Dopo le prime tre partite in cui Team Usa aveva vinto con uno scarto medio di 52,5 pti (persino superiore al già incredibile 48,0 con cui iniziò il torneo olimpico del “Dream Team” di Barcellona) la gara di quarto turno con la Lituania è stata la prima in cui la formazione a stelle e strisce si è trovata a giocare un finale in volata.
Singolare che sia successo proprio contro la squadra lituana che rischiò di interrompere l’egemonia statunitense qualche olimpiade fa con una tripla di Jasikevicius che però non trovò il bersaglio; singolare che alcun dei giocatori di allora fossero in campo anche nella sfida di ieri.
Team Usa dopo un inizio di torneo olimpico piuttosto morbido ha trovato per la prima volta situazioni di gioco che inevitabilmente dovrà affrontare dai quarti di finale in poi, con formazioni poco propense a lasciar correre la squadra americana portando il gioco a ritmi più bassi e cercando di limitarne lo strapotere fisico ed atletico.
Ieri infatti il rientro della formazione lituana è avvenuto in concomitanza con l’abbassamento delle percentuali del tiro da tre punti della formazione a stelle e strisce (dopo un inizio strepitoso dalla lunga distanza è seguito un 1/11); costringere infatti gli americani ad accontentarsi del tiro da fuori sembra poter essere una delle chiavi tattiche con cui arginare l’atletismo strabordante di James e compagni, vuoi per la disabitudine ad attaccare zone vere e proprie vuoi anche per i pochissimi riferimenti che l’ arena in cui si stanno giocando le partite da ai tiratori e che quindi, come abbiamo visto in tutto il torneo, fanno precipitare le percentuali al tiro.

=====

ISTRUZIONI DI LAVORO -
A. Rispondi a queste domande sul brano sulla sfida tra Team Usa e Lituania:
(i) Con quale scarto medio Team Usa aveva vinto le prime tre partite?
(ii) Di quale giocatore era la tripla che non trovò il bersaglio qualche olimpiade fa?
(iii) Quale rendimento nel tiro da tre punti seguì l'inizio strepitoso degli americani?
B. Prosegui il brano sulla sfida tra Team Usa e Lituania partendo dall'ultima frase.

DATI ELENCATI -

=====

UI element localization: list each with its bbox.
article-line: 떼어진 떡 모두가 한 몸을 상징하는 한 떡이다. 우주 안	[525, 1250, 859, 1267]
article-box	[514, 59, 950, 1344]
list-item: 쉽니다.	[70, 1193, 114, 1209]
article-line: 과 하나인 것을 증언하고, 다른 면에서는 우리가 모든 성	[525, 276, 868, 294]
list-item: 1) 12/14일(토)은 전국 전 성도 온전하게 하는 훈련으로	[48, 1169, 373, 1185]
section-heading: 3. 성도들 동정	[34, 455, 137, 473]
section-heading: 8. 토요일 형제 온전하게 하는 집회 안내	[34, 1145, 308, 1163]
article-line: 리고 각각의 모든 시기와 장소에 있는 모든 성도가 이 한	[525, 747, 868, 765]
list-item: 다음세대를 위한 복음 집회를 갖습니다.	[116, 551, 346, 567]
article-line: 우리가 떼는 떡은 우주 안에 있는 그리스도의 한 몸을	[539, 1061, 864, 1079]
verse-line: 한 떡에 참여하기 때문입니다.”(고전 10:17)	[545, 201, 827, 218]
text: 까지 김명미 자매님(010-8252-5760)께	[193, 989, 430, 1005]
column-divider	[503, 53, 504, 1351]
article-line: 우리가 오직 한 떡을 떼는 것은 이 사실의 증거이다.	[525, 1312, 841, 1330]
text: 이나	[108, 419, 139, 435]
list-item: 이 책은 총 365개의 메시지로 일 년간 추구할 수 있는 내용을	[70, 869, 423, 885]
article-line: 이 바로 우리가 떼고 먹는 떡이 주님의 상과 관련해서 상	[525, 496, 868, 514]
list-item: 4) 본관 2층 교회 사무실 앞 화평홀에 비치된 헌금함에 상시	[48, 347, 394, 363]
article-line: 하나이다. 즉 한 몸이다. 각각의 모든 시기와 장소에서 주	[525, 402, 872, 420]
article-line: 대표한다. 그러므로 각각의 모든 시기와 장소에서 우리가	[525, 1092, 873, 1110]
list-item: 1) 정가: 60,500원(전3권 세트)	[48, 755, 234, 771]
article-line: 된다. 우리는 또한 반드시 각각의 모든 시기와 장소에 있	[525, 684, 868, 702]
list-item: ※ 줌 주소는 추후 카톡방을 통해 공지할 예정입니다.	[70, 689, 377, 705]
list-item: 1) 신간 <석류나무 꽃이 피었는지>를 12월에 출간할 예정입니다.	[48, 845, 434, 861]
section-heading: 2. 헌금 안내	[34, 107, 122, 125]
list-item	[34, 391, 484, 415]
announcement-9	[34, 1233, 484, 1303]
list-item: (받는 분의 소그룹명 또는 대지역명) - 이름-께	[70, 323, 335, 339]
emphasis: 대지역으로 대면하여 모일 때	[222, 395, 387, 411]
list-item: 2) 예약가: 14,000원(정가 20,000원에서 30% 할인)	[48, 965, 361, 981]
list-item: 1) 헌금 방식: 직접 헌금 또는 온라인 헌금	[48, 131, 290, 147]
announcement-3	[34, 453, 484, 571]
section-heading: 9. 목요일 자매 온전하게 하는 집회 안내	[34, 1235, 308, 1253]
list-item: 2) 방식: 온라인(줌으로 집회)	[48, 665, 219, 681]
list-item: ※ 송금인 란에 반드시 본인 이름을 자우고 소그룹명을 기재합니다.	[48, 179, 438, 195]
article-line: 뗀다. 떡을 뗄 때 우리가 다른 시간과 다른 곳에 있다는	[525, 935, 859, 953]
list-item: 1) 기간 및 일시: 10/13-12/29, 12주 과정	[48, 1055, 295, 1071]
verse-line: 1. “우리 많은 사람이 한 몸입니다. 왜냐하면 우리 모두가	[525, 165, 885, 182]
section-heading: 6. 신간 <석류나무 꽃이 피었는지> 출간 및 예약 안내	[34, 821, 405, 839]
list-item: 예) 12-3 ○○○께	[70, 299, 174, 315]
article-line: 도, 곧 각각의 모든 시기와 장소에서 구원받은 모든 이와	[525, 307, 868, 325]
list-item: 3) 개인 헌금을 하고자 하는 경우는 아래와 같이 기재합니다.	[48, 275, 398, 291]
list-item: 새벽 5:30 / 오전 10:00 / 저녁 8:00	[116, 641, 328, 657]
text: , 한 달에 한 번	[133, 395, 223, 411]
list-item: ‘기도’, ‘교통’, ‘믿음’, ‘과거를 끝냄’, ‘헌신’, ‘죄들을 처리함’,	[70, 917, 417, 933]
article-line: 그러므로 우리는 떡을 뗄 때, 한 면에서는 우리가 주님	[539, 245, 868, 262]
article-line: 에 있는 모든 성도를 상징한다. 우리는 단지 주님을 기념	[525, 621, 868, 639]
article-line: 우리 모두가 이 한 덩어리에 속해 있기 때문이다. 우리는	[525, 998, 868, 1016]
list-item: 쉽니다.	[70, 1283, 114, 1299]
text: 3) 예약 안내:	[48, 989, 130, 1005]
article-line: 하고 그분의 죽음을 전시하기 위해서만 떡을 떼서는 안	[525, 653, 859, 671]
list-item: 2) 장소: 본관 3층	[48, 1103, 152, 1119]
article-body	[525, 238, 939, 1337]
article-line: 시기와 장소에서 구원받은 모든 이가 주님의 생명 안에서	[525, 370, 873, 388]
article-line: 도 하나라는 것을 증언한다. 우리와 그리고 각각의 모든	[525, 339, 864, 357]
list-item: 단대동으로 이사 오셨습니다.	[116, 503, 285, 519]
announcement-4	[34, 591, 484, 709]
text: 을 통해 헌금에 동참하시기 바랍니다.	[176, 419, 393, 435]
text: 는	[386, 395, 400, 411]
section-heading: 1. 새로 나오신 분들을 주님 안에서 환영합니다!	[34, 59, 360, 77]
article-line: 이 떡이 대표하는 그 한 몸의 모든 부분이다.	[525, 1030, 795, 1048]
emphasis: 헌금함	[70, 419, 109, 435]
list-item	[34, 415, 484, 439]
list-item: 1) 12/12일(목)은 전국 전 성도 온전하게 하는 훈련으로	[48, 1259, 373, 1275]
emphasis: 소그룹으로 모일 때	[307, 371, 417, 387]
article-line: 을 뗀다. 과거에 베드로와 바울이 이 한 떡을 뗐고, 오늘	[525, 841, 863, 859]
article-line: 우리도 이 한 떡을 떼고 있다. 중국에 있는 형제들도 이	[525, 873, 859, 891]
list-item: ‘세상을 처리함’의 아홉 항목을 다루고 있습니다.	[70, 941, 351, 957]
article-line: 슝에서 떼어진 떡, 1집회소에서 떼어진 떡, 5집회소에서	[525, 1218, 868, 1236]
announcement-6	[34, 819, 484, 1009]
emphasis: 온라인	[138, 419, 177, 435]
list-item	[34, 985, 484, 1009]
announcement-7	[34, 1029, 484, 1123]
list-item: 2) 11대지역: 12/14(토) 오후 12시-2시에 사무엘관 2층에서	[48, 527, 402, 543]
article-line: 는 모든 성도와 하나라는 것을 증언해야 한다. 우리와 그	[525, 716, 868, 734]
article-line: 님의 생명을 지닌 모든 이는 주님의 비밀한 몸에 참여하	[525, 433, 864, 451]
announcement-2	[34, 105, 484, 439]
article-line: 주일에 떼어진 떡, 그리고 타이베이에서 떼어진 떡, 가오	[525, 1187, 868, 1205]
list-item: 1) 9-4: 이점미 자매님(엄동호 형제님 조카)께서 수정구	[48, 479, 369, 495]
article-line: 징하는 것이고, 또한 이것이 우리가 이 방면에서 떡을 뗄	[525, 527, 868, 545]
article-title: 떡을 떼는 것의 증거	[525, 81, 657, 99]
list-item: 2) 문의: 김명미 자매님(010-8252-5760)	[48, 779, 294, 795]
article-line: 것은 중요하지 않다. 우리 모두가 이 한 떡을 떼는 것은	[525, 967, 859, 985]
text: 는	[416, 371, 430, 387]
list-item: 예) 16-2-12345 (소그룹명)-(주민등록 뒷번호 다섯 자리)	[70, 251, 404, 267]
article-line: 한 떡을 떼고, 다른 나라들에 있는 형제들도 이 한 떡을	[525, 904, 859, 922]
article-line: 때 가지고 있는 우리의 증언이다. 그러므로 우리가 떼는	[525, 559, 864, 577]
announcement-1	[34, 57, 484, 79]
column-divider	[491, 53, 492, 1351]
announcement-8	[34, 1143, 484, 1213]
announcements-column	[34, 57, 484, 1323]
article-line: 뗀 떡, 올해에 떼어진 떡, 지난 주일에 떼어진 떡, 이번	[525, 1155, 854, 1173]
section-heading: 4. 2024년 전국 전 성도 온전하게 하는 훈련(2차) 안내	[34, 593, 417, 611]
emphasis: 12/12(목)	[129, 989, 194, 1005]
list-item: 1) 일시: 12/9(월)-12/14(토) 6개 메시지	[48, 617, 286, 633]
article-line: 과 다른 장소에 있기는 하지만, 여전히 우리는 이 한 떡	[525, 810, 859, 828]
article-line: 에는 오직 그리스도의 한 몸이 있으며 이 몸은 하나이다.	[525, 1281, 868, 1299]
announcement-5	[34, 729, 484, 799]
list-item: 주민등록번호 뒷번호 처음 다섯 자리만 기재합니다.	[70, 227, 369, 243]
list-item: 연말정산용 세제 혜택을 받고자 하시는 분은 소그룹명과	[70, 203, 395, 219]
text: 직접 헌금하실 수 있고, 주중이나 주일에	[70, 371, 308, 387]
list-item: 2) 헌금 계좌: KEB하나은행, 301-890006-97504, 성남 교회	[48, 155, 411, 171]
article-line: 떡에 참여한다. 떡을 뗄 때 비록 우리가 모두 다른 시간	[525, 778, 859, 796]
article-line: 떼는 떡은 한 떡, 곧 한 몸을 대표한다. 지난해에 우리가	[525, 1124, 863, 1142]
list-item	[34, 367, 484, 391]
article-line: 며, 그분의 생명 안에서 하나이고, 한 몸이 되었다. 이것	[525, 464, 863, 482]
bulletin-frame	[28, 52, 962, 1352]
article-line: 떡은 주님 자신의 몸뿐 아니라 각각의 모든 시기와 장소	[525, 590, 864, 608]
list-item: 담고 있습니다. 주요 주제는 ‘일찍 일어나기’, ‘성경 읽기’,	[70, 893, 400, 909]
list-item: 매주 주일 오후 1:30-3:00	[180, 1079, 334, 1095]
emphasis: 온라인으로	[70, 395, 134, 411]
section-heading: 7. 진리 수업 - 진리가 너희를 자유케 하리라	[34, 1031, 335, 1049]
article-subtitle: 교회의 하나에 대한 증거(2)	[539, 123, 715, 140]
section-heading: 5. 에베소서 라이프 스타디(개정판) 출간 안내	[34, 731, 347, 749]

=====

ESITI DELLE CONSEGNE -
A.
(i) 52,5 punti.
(ii) Di Jasikevicius.
(iii) Un 1/11.

B.
Prima dell’ inizio delle Olimpiadi si era scritto molto riguardo al possibile accostamento di questa selezione statunitense con l’ Original “Dream Team”.
Fu Kobe Bryant per primo a sostenere questa tesi, che molti addetti ai lavori ed appartenenti a quella meravigliosa squadra cercarono di ridimensionare; geniale l’uscita d Larry Joe Bird che disse che in effetti dopo 20 anni di inattività poteva essere un pò fuori forma… insomma dopo le prime dichiarazioni lo stesso Kobe ma anche James e Melo avevano parzialmente ritrattato quanto detto, tant’è che nelle interviste pre-gara con la Francia la frase d’ordine era diventata: “Win is a win”.. poi sono iniziate le partite e fino alla gara di ieri quel paragone non era più sembrato così blasfemo!!
Al di là degli scarti, quello che fino ad ora ha colpito di Team Usa è la superiorità dimostrata in ogni partita, sia da un punto di vista tecnico che atletico e di talento.
Il Torneo Olimpico si è aperto con un confronto sulla carta non dei più semplici; la Francia rappresentava una delle candidate ad una medaglia ma nonostante questo Kobe e compagni dopo un primo quarto equilibrato hanno giocato i due periodi centrali ad un livello sia atletico che di intensità irreale scavando un solco che un Tony Parker carente di condizione non ha saputo arginare oltre a limitare il talentuoso Nicolas Batum rendendogli la vita impossibile in attacco e facendolo uscire mentalmente dalla partita.
Gli USA in quella prima partita hanno dimostrato di poter cambiare ritmo in qualsiasi momento anche aiutati dal fatto di aver portato 12 giocatori veri tanto da non notare sostanziali differenze tra primo e secondo quintetto e tenendo in considerazione che l’undicesimo e dodicesimo giocatore rispondono al nome di James Harden, di cui credo si sia parlato a sufficienza nell’ ultima stagione ed alla prima chiamata assoluta del Draft 2012 Anthony Davis (ieri neppure entrato nonostante le buone prestazioni fin qui fornite).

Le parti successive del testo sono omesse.